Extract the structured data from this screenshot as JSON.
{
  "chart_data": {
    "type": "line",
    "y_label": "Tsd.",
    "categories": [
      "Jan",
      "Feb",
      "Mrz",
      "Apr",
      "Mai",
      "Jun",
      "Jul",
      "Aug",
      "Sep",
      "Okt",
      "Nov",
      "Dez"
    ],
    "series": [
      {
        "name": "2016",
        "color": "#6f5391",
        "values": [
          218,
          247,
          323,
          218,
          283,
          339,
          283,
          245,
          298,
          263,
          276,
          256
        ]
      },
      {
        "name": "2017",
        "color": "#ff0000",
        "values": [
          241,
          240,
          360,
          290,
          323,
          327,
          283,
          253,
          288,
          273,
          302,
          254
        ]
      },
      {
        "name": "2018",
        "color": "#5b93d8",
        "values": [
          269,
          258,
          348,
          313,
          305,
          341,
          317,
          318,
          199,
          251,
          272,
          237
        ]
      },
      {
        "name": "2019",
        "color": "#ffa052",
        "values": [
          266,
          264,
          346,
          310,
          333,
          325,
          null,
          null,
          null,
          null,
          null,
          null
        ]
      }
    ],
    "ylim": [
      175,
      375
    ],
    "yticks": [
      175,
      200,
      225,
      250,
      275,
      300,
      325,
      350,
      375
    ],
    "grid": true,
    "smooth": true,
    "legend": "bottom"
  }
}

> _EXERCISE DETAILS_
Repeat the entries above exactly, leaving nothing out.

> _SOLUTION FOR THIS TASK_
Extract the structured data from this screenshot as JSON.
{
  "chart_data": {
    "type": "line",
    "y_label": "Tsd.",
    "categories": [
      "Jan",
      "Feb",
      "Mrz",
      "Apr",
      "Mai",
      "Jun",
      "Jul",
      "Aug",
      "Sep",
      "Okt",
      "Nov",
      "Dez"
    ],
    "series": [
      {
        "name": "2016",
        "color": "#6f5391",
        "values": [
          218,
          247,
          323,
          218,
          283,
          339,
          283,
          245,
          298,
          263,
          276,
          256
        ]
      },
      {
        "name": "2017",
        "color": "#ff0000",
        "values": [
          241,
          240,
          360,
          290,
          323,
          327,
          283,
          253,
          288,
          273,
          302,
          254
        ]
      },
      {
        "name": "2018",
        "color": "#5b93d8",
        "values": [
          269,
          258,
          348,
          313,
          305,
          341,
          317,
          318,
          199,
          251,
          272,
          237
        ]
      },
      {
        "name": "2019",
        "color": "#ffa052",
        "values": [
          266,
          264,
          346,
          310,
          333,
          325,
          null,
          null,
          null,
          null,
          null,
          null
        ]
      }
    ],
    "ylim": [
      175,
      375
    ],
    "yticks": [
      175,
      200,
      225,
      250,
      275,
      300,
      325,
      350,
      375
    ],
    "grid": true,
    "smooth": true,
    "legend": "bottom"
  }
}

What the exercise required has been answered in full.